**** Data shown

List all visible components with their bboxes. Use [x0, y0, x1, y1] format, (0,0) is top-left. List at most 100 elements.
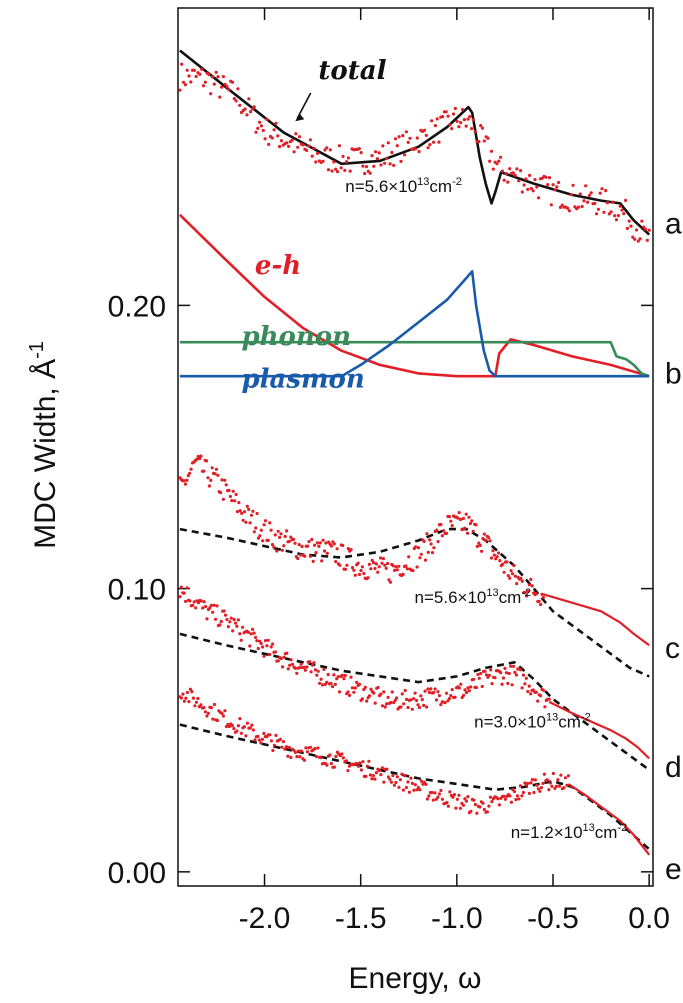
scatter-point-s3: [271, 748, 275, 753]
scatter-point-s1: [251, 509, 255, 513]
scatter-point-s3: [446, 804, 450, 808]
scatter-point-s2: [419, 694, 423, 698]
scatter-point-s3: [452, 793, 456, 797]
scatter-point-s3: [385, 767, 389, 771]
scatter-point-s3: [410, 781, 414, 786]
scatter-point-s0: [221, 75, 225, 79]
scatter-point-s1: [370, 558, 374, 563]
red-tail-line-2: [567, 783, 651, 856]
scatter-point-s3: [401, 788, 405, 792]
scatter-point-s1: [242, 510, 247, 514]
scatter-point-s3: [187, 700, 191, 704]
scatter-point-s1: [414, 545, 418, 549]
scatter-point-s0: [325, 146, 329, 150]
scatter-point-s0: [194, 74, 198, 79]
scatter-point-s2: [350, 686, 354, 690]
scatter-point-s3: [367, 759, 371, 763]
scatter-point-s1: [349, 548, 353, 552]
scatter-point-s0: [388, 162, 392, 166]
scatter-point-s3: [403, 774, 407, 778]
scatter-point-s1: [449, 519, 453, 523]
scatter-point-s0: [600, 187, 604, 191]
scatter-point-s1: [491, 549, 495, 553]
y-tick-label: 0.00: [108, 857, 166, 890]
scatter-point-s3: [487, 804, 491, 808]
scatter-point-s0: [247, 97, 251, 101]
scatter-point-s3: [274, 733, 278, 738]
scatter-point-s2: [527, 684, 531, 688]
scatter-point-s0: [471, 118, 475, 122]
scatter-point-s0: [533, 178, 537, 182]
scatter-point-s1: [235, 510, 240, 514]
scatter-point-s1: [356, 561, 360, 565]
scatter-point-s3: [512, 789, 517, 794]
red-tail-line-0: [543, 593, 650, 647]
scatter-point-s2: [509, 664, 513, 668]
scatter-point-s0: [529, 186, 534, 191]
scatter-point-s3: [547, 788, 551, 792]
scatter-point-s2: [403, 688, 407, 693]
scatter-point-s2: [531, 688, 536, 692]
scatter-point-s3: [472, 798, 476, 802]
scatter-point-s1: [209, 478, 213, 482]
scatter-point-s3: [293, 750, 297, 755]
scatter-point-s3: [344, 759, 348, 763]
scatter-point-s0: [506, 180, 510, 184]
scatter-point-s0: [364, 165, 369, 169]
scatter-point-s0: [576, 205, 581, 209]
scatter-point-s2: [409, 698, 413, 702]
scatter-point-s2: [410, 707, 414, 711]
scatter-point-s2: [519, 668, 523, 672]
scatter-point-s1: [475, 544, 479, 549]
scatter-point-s3: [308, 745, 312, 749]
scatter-point-s2: [372, 691, 376, 695]
scatter-point-s3: [370, 777, 374, 781]
scatter-point-s1: [470, 519, 474, 523]
scatter-point-s1: [509, 569, 513, 573]
scatter-point-s0: [230, 80, 235, 84]
scatter-point-s3: [346, 769, 350, 773]
density-unit-exp: -2: [452, 176, 462, 188]
scatter-point-s3: [551, 771, 556, 776]
scatter-point-s0: [227, 88, 231, 92]
scatter-point-s0: [614, 218, 619, 222]
scatter-point-s0: [339, 166, 343, 170]
scatter-point-s1: [317, 544, 321, 549]
scatter-point-s1: [207, 484, 211, 488]
scatter-point-s3: [391, 773, 395, 778]
scatter-point-s0: [537, 196, 541, 200]
scatter-point-s0: [397, 135, 401, 139]
scatter-point-s1: [529, 577, 533, 582]
scatter-point-s1: [534, 592, 539, 596]
curve-label-2: phonon: [241, 322, 351, 352]
scatter-point-s0: [555, 185, 559, 189]
scatter-point-s2: [231, 629, 235, 633]
scatter-point-s3: [328, 753, 332, 757]
scatter-point-s1: [445, 531, 449, 535]
scatter-point-s0: [587, 193, 592, 197]
scatter-point-s3: [287, 745, 291, 750]
scatter-point-s2: [450, 688, 454, 692]
scatter-point-s1: [366, 576, 370, 580]
scatter-point-s1: [464, 512, 468, 516]
scatter-point-s2: [342, 677, 346, 681]
scatter-point-s2: [255, 639, 259, 643]
scatter-point-s2: [330, 685, 335, 689]
scatter-point-s1: [289, 535, 293, 539]
scatter-point-s1: [477, 541, 481, 545]
scatter-point-s2: [305, 665, 309, 669]
scatter-point-s2: [322, 667, 326, 672]
scatter-point-s2: [226, 625, 230, 629]
scatter-point-s1: [512, 563, 516, 568]
scatter-point-s3: [232, 727, 236, 731]
scatter-point-s1: [185, 478, 189, 482]
scatter-point-s0: [557, 180, 561, 185]
scatter-point-s2: [425, 705, 429, 709]
scatter-point-s1: [241, 518, 245, 522]
curve-label-0: total: [318, 56, 386, 86]
scatter-point-s0: [274, 121, 278, 125]
scatter-point-s0: [330, 169, 334, 173]
scatter-point-s2: [299, 662, 303, 666]
series-line-4: [179, 527, 650, 678]
scatter-point-s1: [359, 568, 363, 573]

********

Rewrite the material above with "total" swapped for "sum" and everything else left unchanged, omitting the pictures.

» Answer:
List all visible components with their bboxes. Use [x0, y0, x1, y1] format, (0,0) is top-left. List at most 100 elements.
scatter-point-s3: [271, 748, 275, 753]
scatter-point-s1: [251, 509, 255, 513]
scatter-point-s3: [446, 804, 450, 808]
scatter-point-s2: [419, 694, 423, 698]
scatter-point-s3: [452, 793, 456, 797]
scatter-point-s3: [385, 767, 389, 771]
scatter-point-s3: [410, 781, 414, 786]
scatter-point-s0: [221, 75, 225, 79]
scatter-point-s1: [370, 558, 374, 563]
red-tail-line-2: [567, 783, 651, 856]
scatter-point-s3: [401, 788, 405, 792]
scatter-point-s1: [242, 510, 247, 514]
scatter-point-s3: [187, 700, 191, 704]
scatter-point-s1: [414, 545, 418, 549]
scatter-point-s0: [325, 146, 329, 150]
scatter-point-s0: [194, 74, 198, 79]
scatter-point-s2: [350, 686, 354, 690]
scatter-point-s3: [367, 759, 371, 763]
scatter-point-s1: [349, 548, 353, 552]
scatter-point-s0: [388, 162, 392, 166]
scatter-point-s3: [403, 774, 407, 778]
scatter-point-s1: [449, 519, 453, 523]
scatter-point-s0: [600, 187, 604, 191]
scatter-point-s1: [491, 549, 495, 553]
y-tick-label: 0.00: [108, 857, 166, 890]
scatter-point-s3: [487, 804, 491, 808]
scatter-point-s0: [247, 97, 251, 101]
scatter-point-s3: [274, 733, 278, 738]
scatter-point-s2: [527, 684, 531, 688]
scatter-point-s0: [471, 118, 475, 122]
scatter-point-s0: [533, 178, 537, 182]
scatter-point-s1: [235, 510, 240, 514]
scatter-point-s1: [356, 561, 360, 565]
scatter-point-s3: [512, 789, 517, 794]
red-tail-line-0: [543, 593, 650, 647]
scatter-point-s2: [509, 664, 513, 668]
scatter-point-s0: [529, 186, 534, 191]
scatter-point-s3: [547, 788, 551, 792]
scatter-point-s2: [403, 688, 407, 693]
scatter-point-s2: [531, 688, 536, 692]
scatter-point-s3: [472, 798, 476, 802]
scatter-point-s1: [209, 478, 213, 482]
scatter-point-s3: [293, 750, 297, 755]
scatter-point-s3: [344, 759, 348, 763]
scatter-point-s0: [506, 180, 510, 184]
scatter-point-s0: [364, 165, 369, 169]
scatter-point-s0: [576, 205, 581, 209]
scatter-point-s2: [409, 698, 413, 702]
scatter-point-s2: [410, 707, 414, 711]
scatter-point-s2: [519, 668, 523, 672]
scatter-point-s1: [475, 544, 479, 549]
scatter-point-s3: [308, 745, 312, 749]
scatter-point-s2: [372, 691, 376, 695]
scatter-point-s3: [370, 777, 374, 781]
scatter-point-s1: [470, 519, 474, 523]
scatter-point-s1: [509, 569, 513, 573]
scatter-point-s0: [230, 80, 235, 84]
scatter-point-s3: [346, 769, 350, 773]
density-unit-exp: -2: [452, 176, 462, 188]
scatter-point-s3: [551, 771, 556, 776]
scatter-point-s0: [227, 88, 231, 92]
scatter-point-s0: [614, 218, 619, 222]
scatter-point-s0: [339, 166, 343, 170]
scatter-point-s1: [317, 544, 321, 549]
scatter-point-s1: [207, 484, 211, 488]
scatter-point-s3: [391, 773, 395, 778]
scatter-point-s0: [537, 196, 541, 200]
scatter-point-s0: [397, 135, 401, 139]
scatter-point-s1: [529, 577, 533, 582]
scatter-point-s1: [534, 592, 539, 596]
curve-label-2: phonon: [241, 322, 351, 352]
scatter-point-s0: [555, 185, 559, 189]
scatter-point-s2: [231, 629, 235, 633]
scatter-point-s3: [328, 753, 332, 757]
scatter-point-s1: [445, 531, 449, 535]
scatter-point-s0: [587, 193, 592, 197]
scatter-point-s3: [287, 745, 291, 750]
scatter-point-s2: [450, 688, 454, 692]
scatter-point-s1: [366, 576, 370, 580]
scatter-point-s1: [464, 512, 468, 516]
scatter-point-s2: [342, 677, 346, 681]
scatter-point-s2: [255, 639, 259, 643]
scatter-point-s2: [330, 685, 335, 689]
scatter-point-s1: [289, 535, 293, 539]
scatter-point-s1: [477, 541, 481, 545]
scatter-point-s2: [305, 665, 309, 669]
scatter-point-s2: [322, 667, 326, 672]
scatter-point-s2: [226, 625, 230, 629]
scatter-point-s1: [512, 563, 516, 568]
scatter-point-s3: [232, 727, 236, 731]
scatter-point-s1: [185, 478, 189, 482]
scatter-point-s0: [557, 180, 561, 185]
scatter-point-s2: [425, 705, 429, 709]
scatter-point-s1: [241, 518, 245, 522]
curve-label-0: sum: [318, 56, 386, 86]
scatter-point-s0: [274, 121, 278, 125]
scatter-point-s0: [330, 169, 334, 173]
scatter-point-s2: [299, 662, 303, 666]
series-line-4: [179, 527, 650, 678]
scatter-point-s1: [359, 568, 363, 573]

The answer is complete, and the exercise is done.